| Dataset content |
━━━━━━

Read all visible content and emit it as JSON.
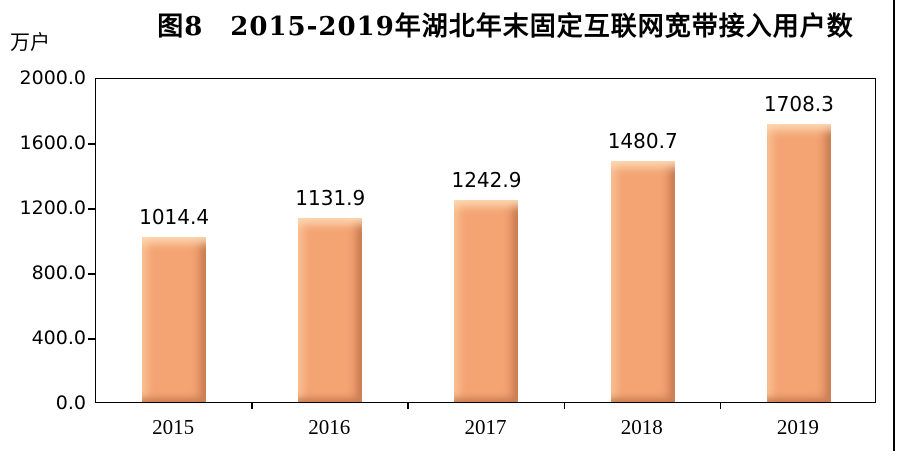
{
  "chart_data": {
    "type": "bar",
    "title": "图8　2015-2019年湖北年末固定互联网宽带接入用户数",
    "unit": "万户",
    "categories": [
      "2015",
      "2016",
      "2017",
      "2018",
      "2019"
    ],
    "values": [
      1014.4,
      1131.9,
      1242.9,
      1480.7,
      1708.3
    ],
    "data_labels": [
      "1014.4",
      "1131.9",
      "1242.9",
      "1480.7",
      "1708.3"
    ],
    "xlabel": "",
    "ylabel": "万户",
    "ylim": [
      0,
      2000
    ],
    "ytick_interval": 400,
    "ytick_labels": [
      "2000.0",
      "1600.0",
      "1200.0",
      "800.0",
      "400.0",
      "0.0"
    ],
    "grid": false,
    "legend": "none",
    "bar_color": "#f4a473",
    "bar_bevel_light": "#fdd9b4",
    "bar_bevel_dark": "#c97f55",
    "axis_color": "#000000",
    "text_color": "#000000"
  }
}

━━━━━━

Make an exact copy of the listing above. Do not include the pictures.

| Task answer |
Read all visible content and emit it as JSON.
{
  "chart_data": {
    "type": "bar",
    "title": "图8　2015-2019年湖北年末固定互联网宽带接入用户数",
    "unit": "万户",
    "categories": [
      "2015",
      "2016",
      "2017",
      "2018",
      "2019"
    ],
    "values": [
      1014.4,
      1131.9,
      1242.9,
      1480.7,
      1708.3
    ],
    "data_labels": [
      "1014.4",
      "1131.9",
      "1242.9",
      "1480.7",
      "1708.3"
    ],
    "xlabel": "",
    "ylabel": "万户",
    "ylim": [
      0,
      2000
    ],
    "ytick_interval": 400,
    "ytick_labels": [
      "2000.0",
      "1600.0",
      "1200.0",
      "800.0",
      "400.0",
      "0.0"
    ],
    "grid": false,
    "legend": "none",
    "bar_color": "#f4a473",
    "bar_bevel_light": "#fdd9b4",
    "bar_bevel_dark": "#c97f55",
    "axis_color": "#000000",
    "text_color": "#000000"
  }
}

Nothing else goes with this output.